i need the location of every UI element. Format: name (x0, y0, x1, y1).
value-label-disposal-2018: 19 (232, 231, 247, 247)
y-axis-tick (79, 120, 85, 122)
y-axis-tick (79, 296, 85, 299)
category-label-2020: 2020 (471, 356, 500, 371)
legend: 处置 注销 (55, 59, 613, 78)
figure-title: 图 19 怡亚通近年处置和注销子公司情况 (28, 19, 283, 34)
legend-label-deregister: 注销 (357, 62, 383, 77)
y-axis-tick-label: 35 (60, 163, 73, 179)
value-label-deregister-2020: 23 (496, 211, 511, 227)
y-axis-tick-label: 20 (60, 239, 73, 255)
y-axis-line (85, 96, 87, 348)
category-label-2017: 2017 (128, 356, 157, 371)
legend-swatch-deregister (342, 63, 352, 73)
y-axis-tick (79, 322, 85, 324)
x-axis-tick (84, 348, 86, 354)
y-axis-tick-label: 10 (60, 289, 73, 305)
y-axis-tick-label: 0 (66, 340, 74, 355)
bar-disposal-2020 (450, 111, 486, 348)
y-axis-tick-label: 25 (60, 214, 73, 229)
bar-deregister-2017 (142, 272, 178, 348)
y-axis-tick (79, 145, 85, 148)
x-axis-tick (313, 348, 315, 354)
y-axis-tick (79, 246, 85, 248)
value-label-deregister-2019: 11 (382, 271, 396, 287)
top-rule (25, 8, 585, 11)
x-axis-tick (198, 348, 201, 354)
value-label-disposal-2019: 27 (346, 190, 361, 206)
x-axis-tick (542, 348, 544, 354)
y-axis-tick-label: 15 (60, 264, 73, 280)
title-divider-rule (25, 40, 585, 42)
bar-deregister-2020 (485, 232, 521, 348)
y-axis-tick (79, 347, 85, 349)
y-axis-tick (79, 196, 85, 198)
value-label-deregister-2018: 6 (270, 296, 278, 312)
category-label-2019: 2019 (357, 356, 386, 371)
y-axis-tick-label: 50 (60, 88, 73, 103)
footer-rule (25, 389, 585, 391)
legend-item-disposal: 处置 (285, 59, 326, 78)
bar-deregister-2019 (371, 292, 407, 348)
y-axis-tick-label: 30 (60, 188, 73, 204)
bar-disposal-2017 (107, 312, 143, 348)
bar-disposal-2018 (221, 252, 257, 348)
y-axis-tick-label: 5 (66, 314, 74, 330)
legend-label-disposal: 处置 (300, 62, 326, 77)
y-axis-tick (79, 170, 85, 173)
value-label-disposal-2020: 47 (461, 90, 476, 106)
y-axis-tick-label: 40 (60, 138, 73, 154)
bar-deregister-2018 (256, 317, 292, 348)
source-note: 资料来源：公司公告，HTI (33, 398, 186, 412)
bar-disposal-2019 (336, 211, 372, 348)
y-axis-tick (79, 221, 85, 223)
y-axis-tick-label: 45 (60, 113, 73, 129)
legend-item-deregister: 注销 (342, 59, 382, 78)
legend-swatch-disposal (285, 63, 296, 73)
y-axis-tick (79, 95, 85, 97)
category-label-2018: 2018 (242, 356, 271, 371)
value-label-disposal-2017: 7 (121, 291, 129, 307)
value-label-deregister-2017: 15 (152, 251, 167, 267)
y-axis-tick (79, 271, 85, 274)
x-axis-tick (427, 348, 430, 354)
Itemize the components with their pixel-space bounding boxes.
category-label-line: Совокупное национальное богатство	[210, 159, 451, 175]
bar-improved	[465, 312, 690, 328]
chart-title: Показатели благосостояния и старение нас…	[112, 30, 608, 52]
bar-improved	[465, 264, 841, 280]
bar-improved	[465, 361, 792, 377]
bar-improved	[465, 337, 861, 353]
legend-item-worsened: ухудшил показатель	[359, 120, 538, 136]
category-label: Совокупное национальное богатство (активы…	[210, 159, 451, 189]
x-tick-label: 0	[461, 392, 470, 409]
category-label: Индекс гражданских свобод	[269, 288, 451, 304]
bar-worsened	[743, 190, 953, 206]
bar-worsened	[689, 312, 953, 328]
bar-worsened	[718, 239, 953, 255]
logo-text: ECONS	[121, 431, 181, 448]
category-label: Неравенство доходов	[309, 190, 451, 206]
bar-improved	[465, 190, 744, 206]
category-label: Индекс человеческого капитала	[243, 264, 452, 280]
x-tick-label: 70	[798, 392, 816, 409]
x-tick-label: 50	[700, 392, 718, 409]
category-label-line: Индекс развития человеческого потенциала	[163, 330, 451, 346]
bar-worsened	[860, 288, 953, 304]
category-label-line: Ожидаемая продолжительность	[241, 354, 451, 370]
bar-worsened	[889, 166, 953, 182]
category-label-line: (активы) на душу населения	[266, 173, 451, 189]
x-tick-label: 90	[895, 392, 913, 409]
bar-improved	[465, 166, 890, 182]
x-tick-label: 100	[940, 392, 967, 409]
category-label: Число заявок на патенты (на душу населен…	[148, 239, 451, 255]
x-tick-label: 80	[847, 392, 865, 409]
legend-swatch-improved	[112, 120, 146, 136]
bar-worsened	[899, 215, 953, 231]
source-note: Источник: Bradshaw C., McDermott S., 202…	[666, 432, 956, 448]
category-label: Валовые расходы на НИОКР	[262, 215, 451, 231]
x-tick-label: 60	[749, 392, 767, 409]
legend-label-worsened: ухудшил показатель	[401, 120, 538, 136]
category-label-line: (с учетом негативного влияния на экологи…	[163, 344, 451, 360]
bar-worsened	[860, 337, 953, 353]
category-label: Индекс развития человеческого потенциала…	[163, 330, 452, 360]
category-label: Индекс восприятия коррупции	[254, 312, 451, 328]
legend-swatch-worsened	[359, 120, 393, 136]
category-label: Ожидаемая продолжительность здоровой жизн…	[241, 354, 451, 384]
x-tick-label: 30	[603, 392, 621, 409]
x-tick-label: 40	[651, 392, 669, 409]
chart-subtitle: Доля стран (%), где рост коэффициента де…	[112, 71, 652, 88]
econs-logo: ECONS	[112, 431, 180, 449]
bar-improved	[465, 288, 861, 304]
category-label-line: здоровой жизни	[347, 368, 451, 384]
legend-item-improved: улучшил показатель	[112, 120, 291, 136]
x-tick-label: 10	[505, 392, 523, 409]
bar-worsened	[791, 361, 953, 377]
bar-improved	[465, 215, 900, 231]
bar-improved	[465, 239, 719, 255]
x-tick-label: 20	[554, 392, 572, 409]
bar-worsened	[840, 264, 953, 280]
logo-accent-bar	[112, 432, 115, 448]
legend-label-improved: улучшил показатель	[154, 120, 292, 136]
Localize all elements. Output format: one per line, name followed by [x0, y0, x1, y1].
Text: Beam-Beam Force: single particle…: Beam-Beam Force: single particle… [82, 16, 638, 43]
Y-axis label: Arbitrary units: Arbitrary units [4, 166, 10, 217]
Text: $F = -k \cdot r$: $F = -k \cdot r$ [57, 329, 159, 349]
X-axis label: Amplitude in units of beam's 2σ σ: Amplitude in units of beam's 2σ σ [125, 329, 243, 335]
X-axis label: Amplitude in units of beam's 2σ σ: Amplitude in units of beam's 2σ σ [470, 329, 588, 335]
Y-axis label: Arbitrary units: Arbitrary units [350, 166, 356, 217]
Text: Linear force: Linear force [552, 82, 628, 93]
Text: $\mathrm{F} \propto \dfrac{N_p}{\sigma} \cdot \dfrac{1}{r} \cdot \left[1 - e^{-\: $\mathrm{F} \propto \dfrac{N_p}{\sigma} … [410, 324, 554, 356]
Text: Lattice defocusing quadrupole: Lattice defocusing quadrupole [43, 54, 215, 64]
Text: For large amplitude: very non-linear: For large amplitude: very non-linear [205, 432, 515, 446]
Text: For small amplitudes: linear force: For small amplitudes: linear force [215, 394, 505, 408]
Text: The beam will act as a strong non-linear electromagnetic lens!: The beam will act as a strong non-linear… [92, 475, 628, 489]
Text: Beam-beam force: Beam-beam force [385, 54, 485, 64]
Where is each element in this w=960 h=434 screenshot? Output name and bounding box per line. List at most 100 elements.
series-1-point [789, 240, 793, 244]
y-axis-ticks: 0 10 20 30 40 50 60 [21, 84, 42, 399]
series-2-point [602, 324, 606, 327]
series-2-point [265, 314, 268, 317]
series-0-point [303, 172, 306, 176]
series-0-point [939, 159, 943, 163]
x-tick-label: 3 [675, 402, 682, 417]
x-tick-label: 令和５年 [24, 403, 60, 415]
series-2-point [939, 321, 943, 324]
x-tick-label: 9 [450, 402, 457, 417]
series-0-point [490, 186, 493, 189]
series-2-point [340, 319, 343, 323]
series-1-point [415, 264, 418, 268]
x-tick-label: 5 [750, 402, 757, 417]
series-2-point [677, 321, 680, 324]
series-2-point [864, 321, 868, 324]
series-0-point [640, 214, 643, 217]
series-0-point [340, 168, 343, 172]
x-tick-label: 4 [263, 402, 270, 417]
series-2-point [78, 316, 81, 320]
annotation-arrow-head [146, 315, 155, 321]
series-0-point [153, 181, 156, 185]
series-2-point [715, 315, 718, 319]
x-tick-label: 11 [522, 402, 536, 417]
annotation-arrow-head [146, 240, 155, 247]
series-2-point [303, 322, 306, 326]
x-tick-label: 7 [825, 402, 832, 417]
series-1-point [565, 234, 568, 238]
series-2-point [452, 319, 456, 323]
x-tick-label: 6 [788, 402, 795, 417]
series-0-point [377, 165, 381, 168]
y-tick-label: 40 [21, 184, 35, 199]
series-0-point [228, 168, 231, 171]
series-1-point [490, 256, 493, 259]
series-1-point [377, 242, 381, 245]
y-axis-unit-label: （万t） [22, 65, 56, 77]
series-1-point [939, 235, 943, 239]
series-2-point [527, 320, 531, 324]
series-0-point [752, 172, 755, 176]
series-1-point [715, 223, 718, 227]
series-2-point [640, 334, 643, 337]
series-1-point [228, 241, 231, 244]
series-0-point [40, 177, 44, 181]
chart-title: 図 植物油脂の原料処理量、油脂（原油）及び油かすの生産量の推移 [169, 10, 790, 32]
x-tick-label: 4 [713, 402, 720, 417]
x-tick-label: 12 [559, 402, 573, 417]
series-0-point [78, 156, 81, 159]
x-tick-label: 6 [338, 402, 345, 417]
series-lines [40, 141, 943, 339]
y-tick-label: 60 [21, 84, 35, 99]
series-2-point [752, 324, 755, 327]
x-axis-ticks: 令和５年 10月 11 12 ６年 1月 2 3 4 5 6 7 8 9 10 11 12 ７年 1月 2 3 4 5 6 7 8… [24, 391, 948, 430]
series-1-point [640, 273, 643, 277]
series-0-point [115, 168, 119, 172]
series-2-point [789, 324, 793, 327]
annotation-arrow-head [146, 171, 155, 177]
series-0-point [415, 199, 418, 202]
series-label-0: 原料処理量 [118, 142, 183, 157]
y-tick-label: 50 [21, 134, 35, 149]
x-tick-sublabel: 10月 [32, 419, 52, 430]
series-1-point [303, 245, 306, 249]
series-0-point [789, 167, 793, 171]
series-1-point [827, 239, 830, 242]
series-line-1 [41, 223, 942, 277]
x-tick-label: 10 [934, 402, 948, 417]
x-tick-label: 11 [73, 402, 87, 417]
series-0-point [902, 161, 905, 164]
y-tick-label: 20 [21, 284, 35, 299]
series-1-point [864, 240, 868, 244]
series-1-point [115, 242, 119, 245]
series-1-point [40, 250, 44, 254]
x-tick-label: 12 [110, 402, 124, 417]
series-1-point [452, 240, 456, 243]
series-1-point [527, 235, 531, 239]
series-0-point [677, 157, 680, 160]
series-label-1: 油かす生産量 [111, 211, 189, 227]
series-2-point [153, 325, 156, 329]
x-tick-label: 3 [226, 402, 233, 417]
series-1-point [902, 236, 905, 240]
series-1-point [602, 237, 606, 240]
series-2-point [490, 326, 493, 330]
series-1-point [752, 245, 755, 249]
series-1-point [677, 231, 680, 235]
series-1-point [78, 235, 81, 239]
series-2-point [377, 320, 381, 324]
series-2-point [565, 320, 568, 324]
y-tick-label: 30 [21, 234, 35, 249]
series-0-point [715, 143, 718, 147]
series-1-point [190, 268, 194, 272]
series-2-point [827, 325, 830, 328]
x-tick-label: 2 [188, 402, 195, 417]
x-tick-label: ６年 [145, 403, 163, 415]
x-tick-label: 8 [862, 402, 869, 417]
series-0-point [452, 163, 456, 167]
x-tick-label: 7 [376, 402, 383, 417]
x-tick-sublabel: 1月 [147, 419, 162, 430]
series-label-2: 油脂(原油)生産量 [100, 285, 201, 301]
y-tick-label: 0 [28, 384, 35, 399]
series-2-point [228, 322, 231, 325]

What you will do:
Find each line in the data that contains the word "активы", and copy those lines.

Written solution:
category-label: Совокупное национальное богатство (активы…	[210, 159, 451, 189]
category-label-line: (активы) на душу населения	[266, 173, 451, 189]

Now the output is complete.